EXERCISE DESCRIPTION =
Repeat every record below exactly, leaving out the pictures.

DATA FOR THE TASK =
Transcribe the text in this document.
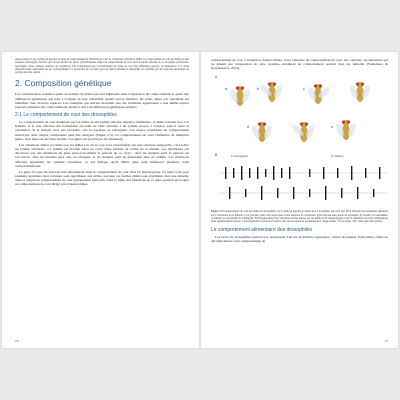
Autres études, il est possible de mesurer la taille du comportement de l'individu au cours de l'expérience (Dickson 2008). Le comportement de cour des mâles est une séquence stéréotypée d'actions qui ont été décrites en détail. (A) Différentes étapes du comportement de cour dans la parade sexuelle de la drosophile (orientation, tapotement, chant, léchage, tentative de copulation). (B) Comparaison des caractéristiques du chant de cour chez différentes espèces, les impulsions et le chant sinusoïdal étant représentés sur les oscillogrammes. La production de ces deux types de chant (pulsatile et sinusoïdal) est contrôlée par des neurones spécifiques du système nerveux central.

2. Composition génétique

Les connaissances actuelles quant au nombre de gènes qui sont impliqués dans l'expression du comportement et quant aux différences génétiques qui sont à l'origine de leur variabilité restent encore limitées. De telles gènes ont cependant été identifiés chez diverses espèces. Les exemples qui suivent montrent que des individus appartenant à une même espèce peuvent présenter des comportements distincts dus à de différences génétiques simples.

2.1 Le comportement de cour des drosophiles

Le comportement de cour manifesté par les mâles de drosophile suit une séquence immuable : le mâle s'oriente face à la femelle, il la suit, effectue des battements saccadés de l'aile vibrante à un rythme propre à l'espèce, puis il tente la copulation. Si la femelle n'est pas réceptive, elle le repousse en s'éloignant. Ces étapes constituent un comportement stéréotypé dont chaque composante peut être analysée (Figure 2.5). Ce comportement est sous l'influence de multiples gènes, dont deux ont été bien étudiés : les gènes per (period) et fru (fruitless).

Les vibrations alaires produites par les mâles lors de la cour sont caractérisées par une structure temporelle, c'est-à-dire un rythme vibratoire. Ce rythme est modulé selon un cycle d'une période de l'ordre de la minute. Les chercheurs ont découvert que des mutations du gène period modifient la période de ce cycle : chez les mutants perS la période est raccourcie, chez les mutants perL elle est allongée, et les mutants per0 ne présentent plus de rythme. Ces mutations affectent également les rythmes circadiens, ce qui indique qu'un même gène peut influencer plusieurs traits comportementaux.

Le gène fru joue lui aussi un rôle déterminant dans le comportement de cour chez D. melanogaster. Ce gène code pour plusieurs protéines dont certaines sont spécifiques aux mâles. Lorsque ces formes mâles sont exprimées chez une femelle, celle-ci adopte un comportement de cour typiquement masculin. Chez le mâle, des mutations de ce gène peuvent provoquer un comportement de cour dirigé vers d'autres mâles.

10

comportement de cour à l'attention d'autres mâles, voire l'absence de comportement de cour. Au contraire, les mutations qui ne gênent pas l'expression de cette protéine entraînent un comportement normal chez les femelles (Yamamoto & Koganezawa, 2013).

A
a	b	c
d	e
B	D. melanogaster	D. simulans

Figure 2.5 Comportement de cour des mâles de drosophiles. A) La mâle (à gauche) s'oriente face à la femelle, puis il la suit. B) Il effectue des battements pulsatiles avec l'extension de la femelle. C) Il procède à une cour rapprochée et une tentative de copulation. D) Il effectue une parade de la femelle. E) Il tente l'accouplement, la femelle est susceptible de s'échapper. B) Enregistrement des vibrations alaires émises par les mâles de D. melanogaster et de D. simulans, les trains d'impulsions étant régulièrement espacés. Cette régularité est propre à l'espèce, elle sert de signal de reconnaissance. Vingt chants : 19 secondes ; IPI : intervalle inter-pulses.

Le comportement alimentaire des drosophiles

Les larves de drosophiles (asticots) se nourrissent d'un tas de déchets organiques : débris de plantes, fruits mûrs, chairs en décomposition. Leur comportement de

11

RESULT OF THIS EXERCISE =
Transcribe the text in this document.
Autres études, il est possible de mesurer la taille du comportement de l'individu au cours de l'expérience (Dickson 2008). Le comportement de cour des mâles est une séquence stéréotypée d'actions qui ont été décrites en détail. (A) Différentes étapes du comportement de cour dans la parade sexuelle de la drosophile (orientation, tapotement, chant, léchage, tentative de copulation). (B) Comparaison des caractéristiques du chant de cour chez différentes espèces, les impulsions et le chant sinusoïdal étant représentés sur les oscillogrammes. La production de ces deux types de chant (pulsatile et sinusoïdal) est contrôlée par des neurones spécifiques du système nerveux central.

2. Composition génétique

Les connaissances actuelles quant au nombre de gènes qui sont impliqués dans l'expression du comportement et quant aux différences génétiques qui sont à l'origine de leur variabilité restent encore limitées. De telles gènes ont cependant été identifiés chez diverses espèces. Les exemples qui suivent montrent que des individus appartenant à une même espèce peuvent présenter des comportements distincts dus à de différences génétiques simples.

2.1 Le comportement de cour des drosophiles

Le comportement de cour manifesté par les mâles de drosophile suit une séquence immuable : le mâle s'oriente face à la femelle, il la suit, effectue des battements saccadés de l'aile vibrante à un rythme propre à l'espèce, puis il tente la copulation. Si la femelle n'est pas réceptive, elle le repousse en s'éloignant. Ces étapes constituent un comportement stéréotypé dont chaque composante peut être analysée (Figure 2.5). Ce comportement est sous l'influence de multiples gènes, dont deux ont été bien étudiés : les gènes per (period) et fru (fruitless).

Les vibrations alaires produites par les mâles lors de la cour sont caractérisées par une structure temporelle, c'est-à-dire un rythme vibratoire. Ce rythme est modulé selon un cycle d'une période de l'ordre de la minute. Les chercheurs ont découvert que des mutations du gène period modifient la période de ce cycle : chez les mutants perS la période est raccourcie, chez les mutants perL elle est allongée, et les mutants per0 ne présentent plus de rythme. Ces mutations affectent également les rythmes circadiens, ce qui indique qu'un même gène peut influencer plusieurs traits comportementaux.

Le gène fru joue lui aussi un rôle déterminant dans le comportement de cour chez D. melanogaster. Ce gène code pour plusieurs protéines dont certaines sont spécifiques aux mâles. Lorsque ces formes mâles sont exprimées chez une femelle, celle-ci adopte un comportement de cour typiquement masculin. Chez le mâle, des mutations de ce gène peuvent provoquer un comportement de cour dirigé vers d'autres mâles.

10

comportement de cour à l'attention d'autres mâles, voire l'absence de comportement de cour. Au contraire, les mutations qui ne gênent pas l'expression de cette protéine entraînent un comportement normal chez les femelles (Yamamoto & Koganezawa, 2013).

A
a	b	c
d	e
B	D. melanogaster	D. simulans

Figure 2.5 Comportement de cour des mâles de drosophiles. A) La mâle (à gauche) s'oriente face à la femelle, puis il la suit. B) Il effectue des battements pulsatiles avec l'extension de la femelle. C) Il procède à une cour rapprochée et une tentative de copulation. D) Il effectue une parade de la femelle. E) Il tente l'accouplement, la femelle est susceptible de s'échapper. B) Enregistrement des vibrations alaires émises par les mâles de D. melanogaster et de D. simulans, les trains d'impulsions étant régulièrement espacés. Cette régularité est propre à l'espèce, elle sert de signal de reconnaissance. Vingt chants : 19 secondes ; IPI : intervalle inter-pulses.

Le comportement alimentaire des drosophiles

Les larves de drosophiles (asticots) se nourrissent d'un tas de déchets organiques : débris de plantes, fruits mûrs, chairs en décomposition. Leur comportement de

11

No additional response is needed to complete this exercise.